List, from the lines below, each one with "успеха" in it.
** START INPUT FOR THIS TASK **
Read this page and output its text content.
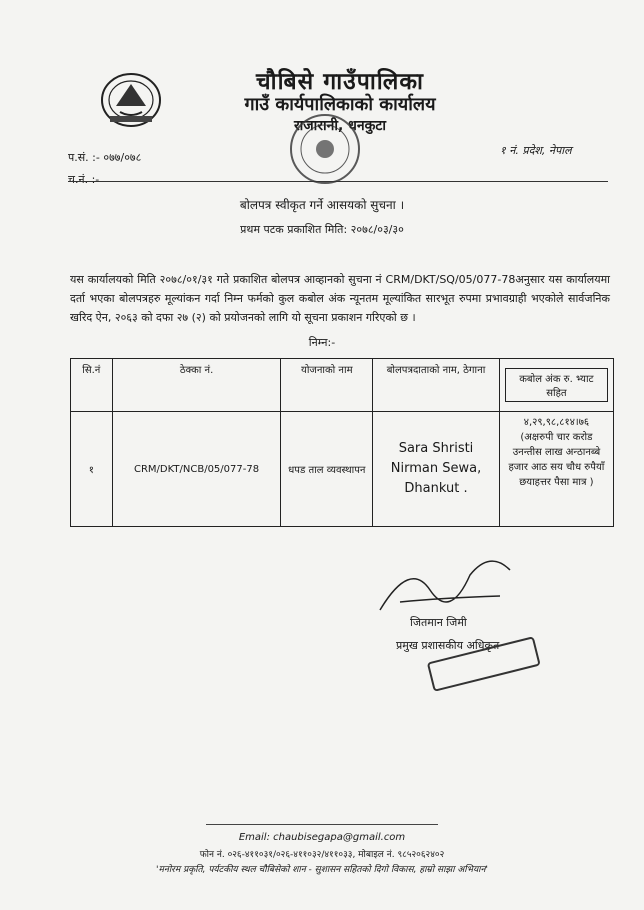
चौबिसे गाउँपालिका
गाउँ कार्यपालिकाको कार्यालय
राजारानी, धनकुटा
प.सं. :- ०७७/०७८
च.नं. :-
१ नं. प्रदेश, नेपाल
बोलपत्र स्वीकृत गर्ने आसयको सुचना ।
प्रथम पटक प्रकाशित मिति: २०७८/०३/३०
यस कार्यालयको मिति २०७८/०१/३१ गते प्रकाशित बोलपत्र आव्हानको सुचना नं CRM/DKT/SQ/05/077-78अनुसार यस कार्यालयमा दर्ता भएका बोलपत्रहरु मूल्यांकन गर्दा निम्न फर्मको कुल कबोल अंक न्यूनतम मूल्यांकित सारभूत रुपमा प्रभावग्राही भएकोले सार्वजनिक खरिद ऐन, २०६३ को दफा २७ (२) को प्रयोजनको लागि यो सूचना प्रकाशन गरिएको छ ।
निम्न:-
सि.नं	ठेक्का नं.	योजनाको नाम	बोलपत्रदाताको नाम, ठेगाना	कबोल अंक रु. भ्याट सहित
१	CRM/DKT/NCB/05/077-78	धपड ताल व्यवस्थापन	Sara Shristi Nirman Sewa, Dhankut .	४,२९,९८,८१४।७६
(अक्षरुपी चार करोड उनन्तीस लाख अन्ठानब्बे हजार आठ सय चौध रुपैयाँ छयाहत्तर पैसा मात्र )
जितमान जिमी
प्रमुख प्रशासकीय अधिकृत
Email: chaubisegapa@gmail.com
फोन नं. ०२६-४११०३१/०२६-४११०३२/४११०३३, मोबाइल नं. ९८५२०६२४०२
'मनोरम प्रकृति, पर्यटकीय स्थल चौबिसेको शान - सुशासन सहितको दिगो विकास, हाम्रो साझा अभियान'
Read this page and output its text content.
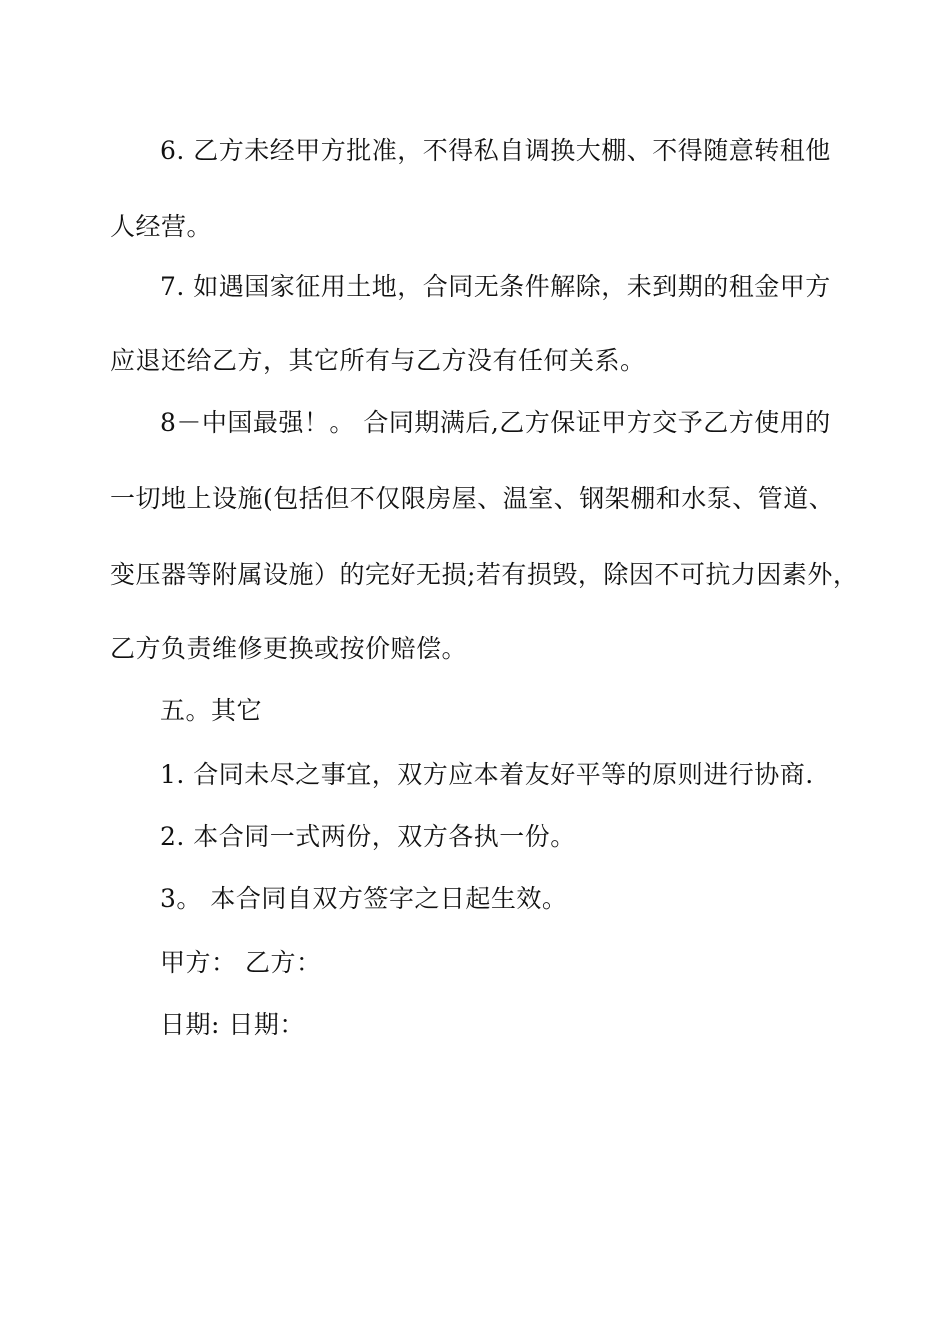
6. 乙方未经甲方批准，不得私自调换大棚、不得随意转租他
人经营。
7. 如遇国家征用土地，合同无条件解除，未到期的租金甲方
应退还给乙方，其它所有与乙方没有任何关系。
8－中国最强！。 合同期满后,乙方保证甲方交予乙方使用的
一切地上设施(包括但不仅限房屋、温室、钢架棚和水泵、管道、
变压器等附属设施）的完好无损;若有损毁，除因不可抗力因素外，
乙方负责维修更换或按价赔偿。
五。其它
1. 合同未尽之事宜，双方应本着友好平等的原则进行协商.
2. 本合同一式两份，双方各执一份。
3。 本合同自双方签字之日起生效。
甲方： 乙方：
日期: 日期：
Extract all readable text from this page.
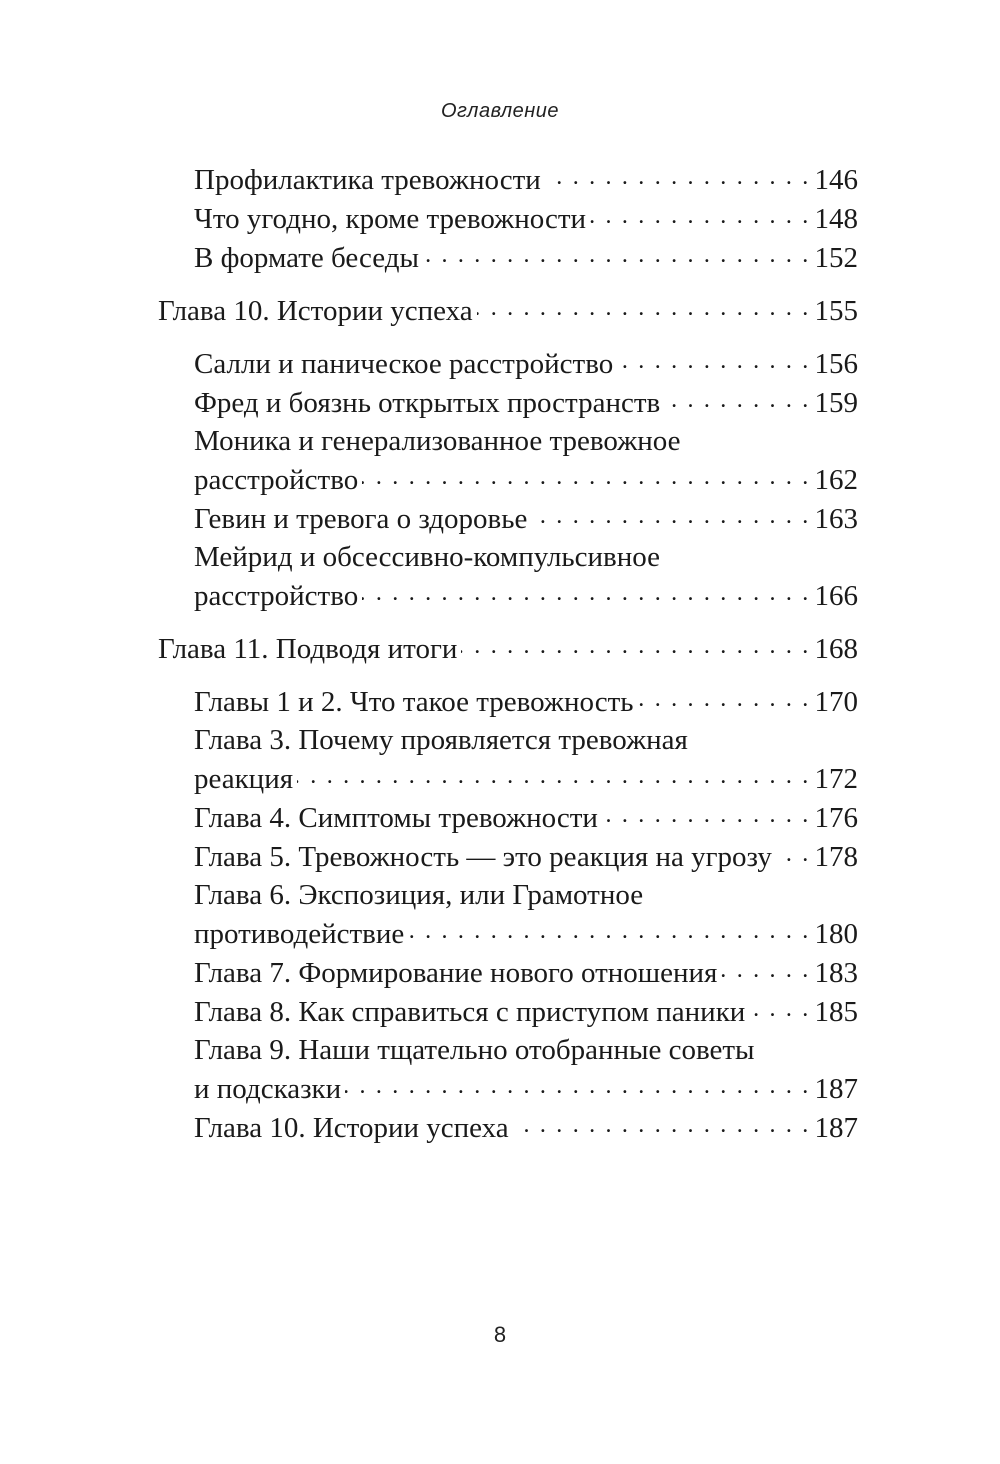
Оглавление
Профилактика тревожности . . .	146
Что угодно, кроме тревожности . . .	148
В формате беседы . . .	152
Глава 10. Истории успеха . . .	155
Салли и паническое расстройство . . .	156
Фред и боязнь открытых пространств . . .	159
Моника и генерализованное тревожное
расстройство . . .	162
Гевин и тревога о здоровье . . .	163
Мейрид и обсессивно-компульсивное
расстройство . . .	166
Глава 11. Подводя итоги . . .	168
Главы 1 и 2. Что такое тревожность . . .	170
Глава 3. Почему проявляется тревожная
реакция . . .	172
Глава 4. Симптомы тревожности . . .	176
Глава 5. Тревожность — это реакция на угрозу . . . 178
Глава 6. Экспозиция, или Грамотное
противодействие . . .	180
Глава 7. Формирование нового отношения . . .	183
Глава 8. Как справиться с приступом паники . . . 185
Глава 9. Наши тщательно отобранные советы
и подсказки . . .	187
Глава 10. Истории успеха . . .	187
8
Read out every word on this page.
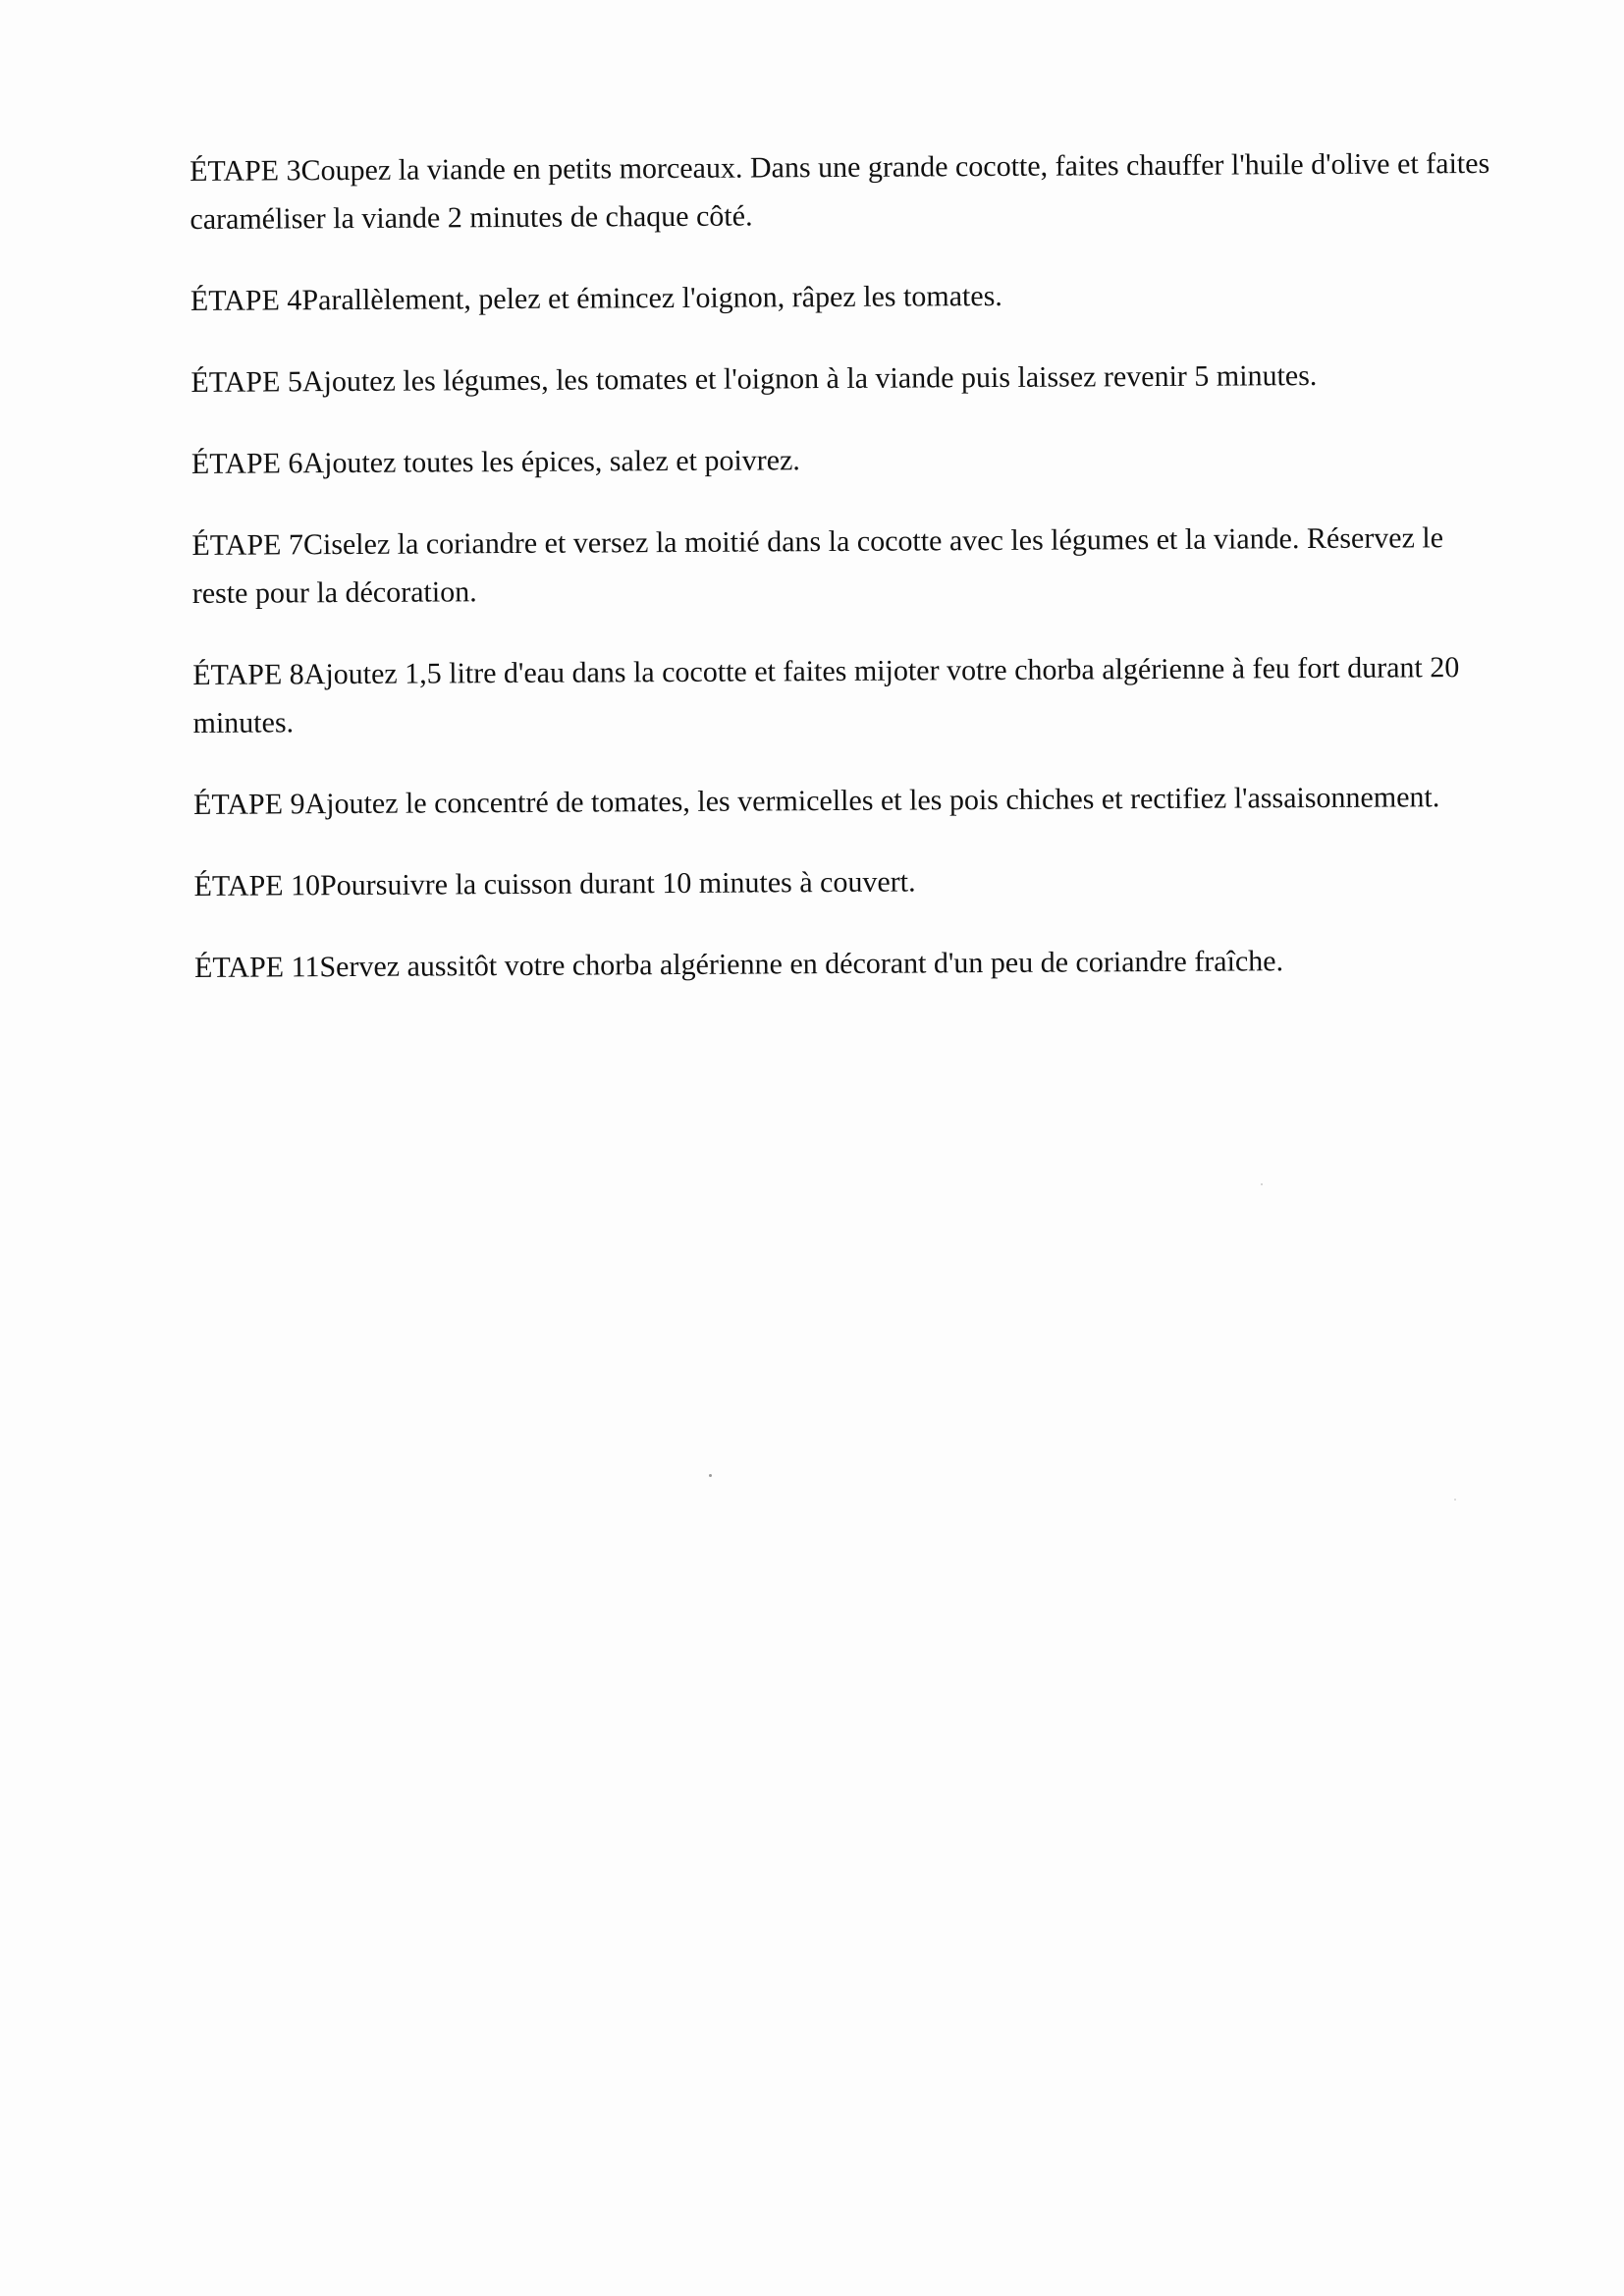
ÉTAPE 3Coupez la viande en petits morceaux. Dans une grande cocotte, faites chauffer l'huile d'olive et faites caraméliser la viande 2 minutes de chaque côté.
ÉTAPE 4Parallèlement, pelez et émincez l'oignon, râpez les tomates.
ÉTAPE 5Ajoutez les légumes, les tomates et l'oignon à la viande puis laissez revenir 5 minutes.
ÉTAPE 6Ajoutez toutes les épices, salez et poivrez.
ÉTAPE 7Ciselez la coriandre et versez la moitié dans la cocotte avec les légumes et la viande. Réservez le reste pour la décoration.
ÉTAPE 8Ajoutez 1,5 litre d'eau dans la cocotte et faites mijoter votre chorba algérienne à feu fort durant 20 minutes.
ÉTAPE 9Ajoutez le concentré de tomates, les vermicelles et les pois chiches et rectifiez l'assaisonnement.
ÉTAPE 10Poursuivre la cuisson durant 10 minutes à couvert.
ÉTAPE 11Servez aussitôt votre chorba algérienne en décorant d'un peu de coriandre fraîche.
** END INPUT FOR THIS TASK **
TASK SOLUTION:
Глава 10. Истории успеха . . .	155
Глава 10. Истории успеха . . .	187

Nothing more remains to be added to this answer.